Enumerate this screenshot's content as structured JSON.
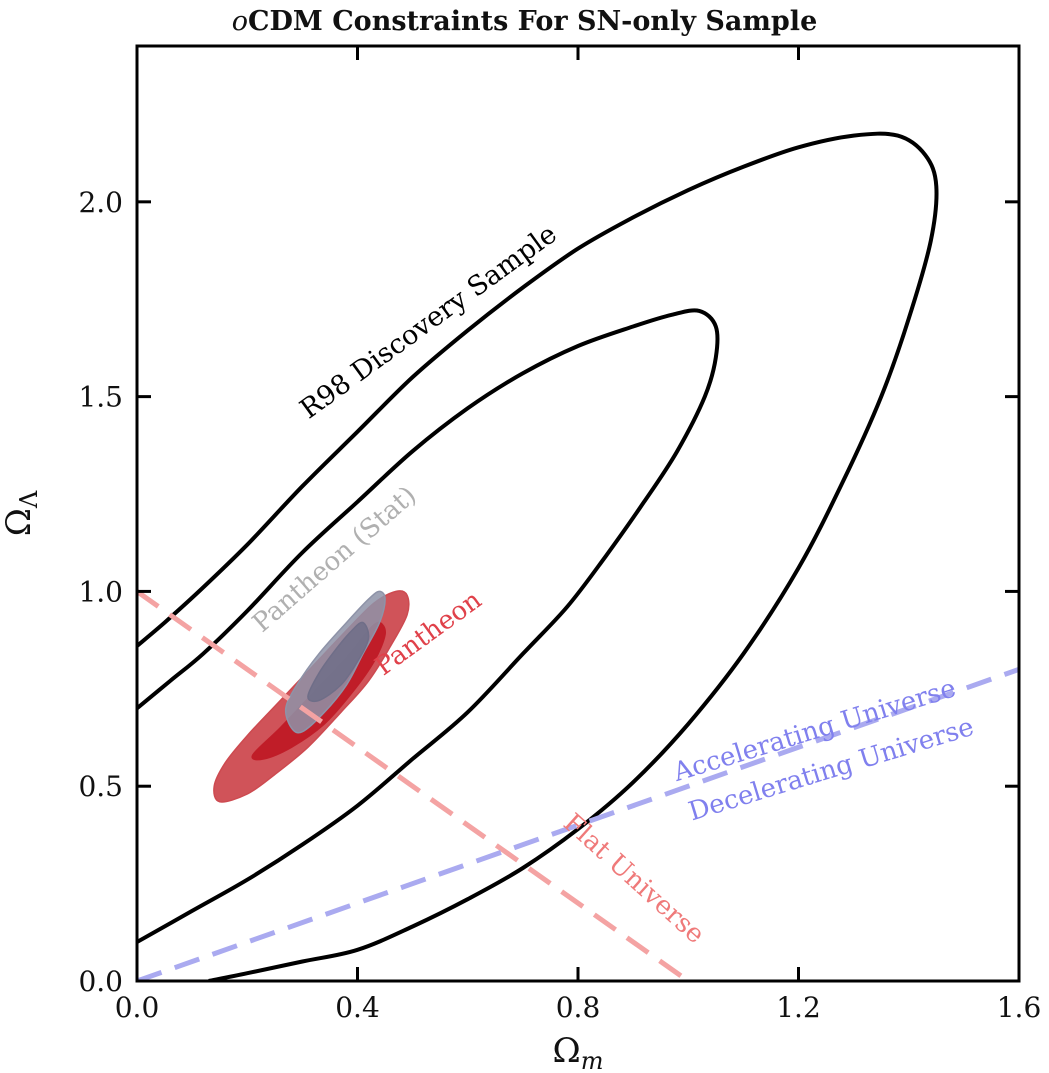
{
  "chart_data": {
    "type": "line",
    "title": "oCDM Constraints For SN-only Sample",
    "title_parts": {
      "italic": "o",
      "rest": "CDM Constraints For SN-only Sample"
    },
    "xlabel": "Ω",
    "xlabel_sub": "m",
    "ylabel": "Ω",
    "ylabel_sub": "Λ",
    "xlim": [
      0.0,
      1.6
    ],
    "ylim": [
      0.0,
      2.4
    ],
    "x_ticks": [
      0.0,
      0.4,
      0.8,
      1.2,
      1.6
    ],
    "x_tick_labels": [
      "0.0",
      "0.4",
      "0.8",
      "1.2",
      "1.6"
    ],
    "y_ticks": [
      0.0,
      0.5,
      1.0,
      1.5,
      2.0
    ],
    "y_tick_labels": [
      "0.0",
      "0.5",
      "1.0",
      "1.5",
      "2.0"
    ],
    "grid": false,
    "colors": {
      "r98": "#000000",
      "pantheon_outer": "#cd4a50",
      "pantheon_inner": "#c01d28",
      "pantheon_stat_outer": "#8e93a8",
      "pantheon_stat_inner": "#6f6e88",
      "flat": "#f4a3a3",
      "accel": "#aaaaf0",
      "flat_text": "#ef7a7a",
      "accel_text": "#8080ee",
      "pantheon_text": "#e0414a",
      "pantheon_stat_text": "#b0b0b0"
    },
    "series": [
      {
        "name": "R98 Discovery Sample",
        "kind": "contour",
        "levels": [
          {
            "level": "outer",
            "points": [
              [
                0.0,
                0.86
              ],
              [
                0.05,
                0.92
              ],
              [
                0.12,
                1.01
              ],
              [
                0.2,
                1.12
              ],
              [
                0.3,
                1.27
              ],
              [
                0.4,
                1.41
              ],
              [
                0.5,
                1.55
              ],
              [
                0.6,
                1.67
              ],
              [
                0.7,
                1.78
              ],
              [
                0.8,
                1.88
              ],
              [
                0.9,
                1.96
              ],
              [
                1.0,
                2.03
              ],
              [
                1.1,
                2.09
              ],
              [
                1.2,
                2.14
              ],
              [
                1.3,
                2.17
              ],
              [
                1.38,
                2.17
              ],
              [
                1.43,
                2.12
              ],
              [
                1.45,
                2.04
              ],
              [
                1.44,
                1.9
              ],
              [
                1.4,
                1.7
              ],
              [
                1.35,
                1.5
              ],
              [
                1.28,
                1.28
              ],
              [
                1.2,
                1.06
              ],
              [
                1.1,
                0.84
              ],
              [
                1.0,
                0.66
              ],
              [
                0.9,
                0.51
              ],
              [
                0.8,
                0.39
              ],
              [
                0.7,
                0.29
              ],
              [
                0.6,
                0.21
              ],
              [
                0.5,
                0.14
              ],
              [
                0.4,
                0.08
              ],
              [
                0.3,
                0.05
              ],
              [
                0.2,
                0.02
              ],
              [
                0.13,
                0.0
              ]
            ]
          },
          {
            "level": "inner",
            "points": [
              [
                0.0,
                0.7
              ],
              [
                0.06,
                0.77
              ],
              [
                0.12,
                0.84
              ],
              [
                0.2,
                0.95
              ],
              [
                0.3,
                1.1
              ],
              [
                0.4,
                1.23
              ],
              [
                0.5,
                1.36
              ],
              [
                0.6,
                1.47
              ],
              [
                0.7,
                1.56
              ],
              [
                0.8,
                1.63
              ],
              [
                0.9,
                1.68
              ],
              [
                0.97,
                1.71
              ],
              [
                1.02,
                1.72
              ],
              [
                1.05,
                1.68
              ],
              [
                1.05,
                1.6
              ],
              [
                1.03,
                1.5
              ],
              [
                0.98,
                1.36
              ],
              [
                0.92,
                1.23
              ],
              [
                0.85,
                1.09
              ],
              [
                0.78,
                0.96
              ],
              [
                0.7,
                0.84
              ],
              [
                0.6,
                0.69
              ],
              [
                0.5,
                0.57
              ],
              [
                0.4,
                0.45
              ],
              [
                0.3,
                0.35
              ],
              [
                0.2,
                0.26
              ],
              [
                0.1,
                0.18
              ],
              [
                0.0,
                0.1
              ]
            ]
          }
        ]
      },
      {
        "name": "Pantheon",
        "kind": "filled-contour",
        "levels": [
          {
            "level": "outer",
            "points": [
              [
                0.15,
                0.46
              ],
              [
                0.14,
                0.5
              ],
              [
                0.16,
                0.56
              ],
              [
                0.2,
                0.63
              ],
              [
                0.26,
                0.72
              ],
              [
                0.32,
                0.81
              ],
              [
                0.38,
                0.9
              ],
              [
                0.43,
                0.97
              ],
              [
                0.47,
                1.0
              ],
              [
                0.49,
                0.99
              ],
              [
                0.49,
                0.94
              ],
              [
                0.46,
                0.86
              ],
              [
                0.42,
                0.77
              ],
              [
                0.37,
                0.69
              ],
              [
                0.31,
                0.6
              ],
              [
                0.25,
                0.53
              ],
              [
                0.2,
                0.48
              ]
            ]
          },
          {
            "level": "inner",
            "points": [
              [
                0.21,
                0.58
              ],
              [
                0.26,
                0.65
              ],
              [
                0.32,
                0.74
              ],
              [
                0.38,
                0.83
              ],
              [
                0.42,
                0.9
              ],
              [
                0.44,
                0.92
              ],
              [
                0.45,
                0.89
              ],
              [
                0.43,
                0.82
              ],
              [
                0.39,
                0.74
              ],
              [
                0.34,
                0.66
              ],
              [
                0.28,
                0.6
              ],
              [
                0.23,
                0.57
              ]
            ]
          }
        ]
      },
      {
        "name": "Pantheon (Stat)",
        "kind": "filled-contour",
        "levels": [
          {
            "level": "outer",
            "points": [
              [
                0.28,
                0.65
              ],
              [
                0.27,
                0.7
              ],
              [
                0.29,
                0.76
              ],
              [
                0.33,
                0.84
              ],
              [
                0.38,
                0.92
              ],
              [
                0.42,
                0.98
              ],
              [
                0.44,
                1.0
              ],
              [
                0.45,
                0.98
              ],
              [
                0.44,
                0.92
              ],
              [
                0.41,
                0.84
              ],
              [
                0.38,
                0.76
              ],
              [
                0.34,
                0.69
              ],
              [
                0.3,
                0.64
              ]
            ]
          },
          {
            "level": "inner",
            "points": [
              [
                0.31,
                0.73
              ],
              [
                0.33,
                0.79
              ],
              [
                0.36,
                0.85
              ],
              [
                0.39,
                0.9
              ],
              [
                0.41,
                0.92
              ],
              [
                0.42,
                0.88
              ],
              [
                0.4,
                0.82
              ],
              [
                0.37,
                0.76
              ],
              [
                0.33,
                0.72
              ]
            ]
          }
        ]
      },
      {
        "name": "Flat Universe",
        "kind": "dashed-line",
        "points": [
          [
            0.0,
            1.0
          ],
          [
            1.0,
            0.0
          ]
        ]
      },
      {
        "name": "Accelerating / Decelerating boundary",
        "kind": "dashed-line",
        "points": [
          [
            0.0,
            0.0
          ],
          [
            1.6,
            0.8
          ]
        ]
      }
    ],
    "annotations": [
      {
        "text": "R98 Discovery Sample",
        "x": 0.53,
        "y": 1.69,
        "angle": -36,
        "size": 27,
        "color_key": "r98"
      },
      {
        "text": "Pantheon (Stat)",
        "x": 0.36,
        "y": 1.08,
        "angle": -41,
        "size": 26,
        "color_key": "pantheon_stat_text"
      },
      {
        "text": "Pantheon",
        "x": 0.53,
        "y": 0.89,
        "angle": -36,
        "size": 26,
        "color_key": "pantheon_text"
      },
      {
        "text": "Flat Universe",
        "x": 0.9,
        "y": 0.26,
        "angle": 42,
        "size": 26,
        "color_key": "flat_text"
      },
      {
        "text": "Accelerating Universe",
        "x": 1.23,
        "y": 0.64,
        "angle": -17,
        "size": 26,
        "color_key": "accel_text"
      },
      {
        "text": "Decelerating Universe",
        "x": 1.26,
        "y": 0.54,
        "angle": -17,
        "size": 26,
        "color_key": "accel_text"
      }
    ]
  }
}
----------
*What is needed:* Copy each line above that contains the word "Universe".

*Exercise result:*
        "name": "Flat Universe",
        "text": "Flat Universe",
        "text": "Accelerating Universe",
        "text": "Decelerating Universe",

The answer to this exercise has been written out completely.